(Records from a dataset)
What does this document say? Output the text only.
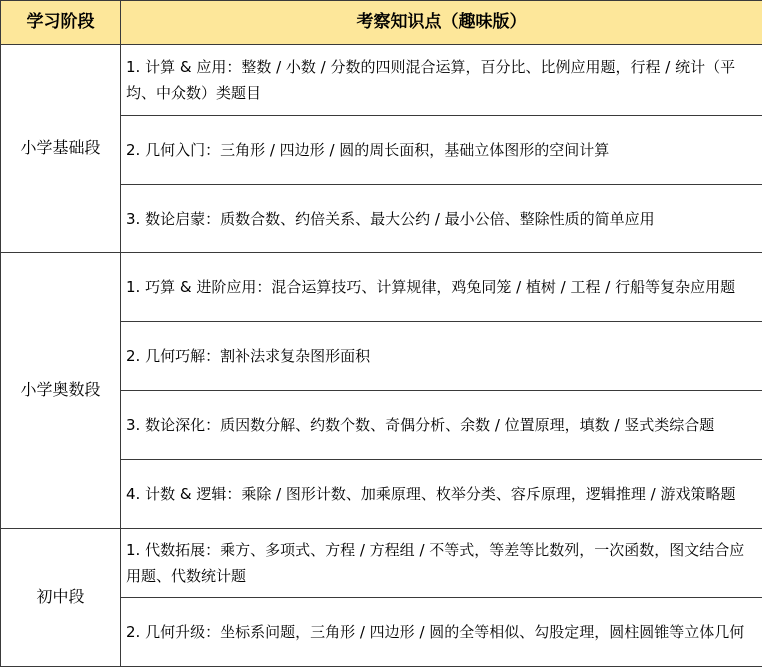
学习阶段	考察知识点（趣味版）
小学基础段	1. 计算 & 应用：整数 / 小数 / 分数的四则混合运算，百分比、比例应用题，行程 / 统计（平均、中众数）类题目
	2. 几何入门：三角形 / 四边形 / 圆的周长面积，基础立体图形的空间计算
	3. 数论启蒙：质数合数、约倍关系、最大公约 / 最小公倍、整除性质的简单应用
小学奥数段	1. 巧算 & 进阶应用：混合运算技巧、计算规律，鸡兔同笼 / 植树 / 工程 / 行船等复杂应用题
	2. 几何巧解：割补法求复杂图形面积
	3. 数论深化：质因数分解、约数个数、奇偶分析、余数 / 位置原理，填数 / 竖式类综合题
	4. 计数 & 逻辑：乘除 / 图形计数、加乘原理、枚举分类、容斥原理，逻辑推理 / 游戏策略题
初中段	1. 代数拓展：乘方、多项式、方程 / 方程组 / 不等式，等差等比数列，一次函数，图文结合应用题、代数统计题
	2. 几何升级：坐标系问题，三角形 / 四边形 / 圆的全等相似、勾股定理，圆柱圆锥等立体几何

GIVEN INSTRUCTION –
Write every entry out again exactly, dropping the pictures.

THE RESULT –
What does this document say? Output the text only.
学习阶段	考察知识点（趣味版）
小学基础段	1. 计算 & 应用：整数 / 小数 / 分数的四则混合运算，百分比、比例应用题，行程 / 统计（平均、中众数）类题目
	2. 几何入门：三角形 / 四边形 / 圆的周长面积，基础立体图形的空间计算
	3. 数论启蒙：质数合数、约倍关系、最大公约 / 最小公倍、整除性质的简单应用
小学奥数段	1. 巧算 & 进阶应用：混合运算技巧、计算规律，鸡兔同笼 / 植树 / 工程 / 行船等复杂应用题
	2. 几何巧解：割补法求复杂图形面积
	3. 数论深化：质因数分解、约数个数、奇偶分析、余数 / 位置原理，填数 / 竖式类综合题
	4. 计数 & 逻辑：乘除 / 图形计数、加乘原理、枚举分类、容斥原理，逻辑推理 / 游戏策略题
初中段	1. 代数拓展：乘方、多项式、方程 / 方程组 / 不等式，等差等比数列，一次函数，图文结合应用题、代数统计题
	2. 几何升级：坐标系问题，三角形 / 四边形 / 圆的全等相似、勾股定理，圆柱圆锥等立体几何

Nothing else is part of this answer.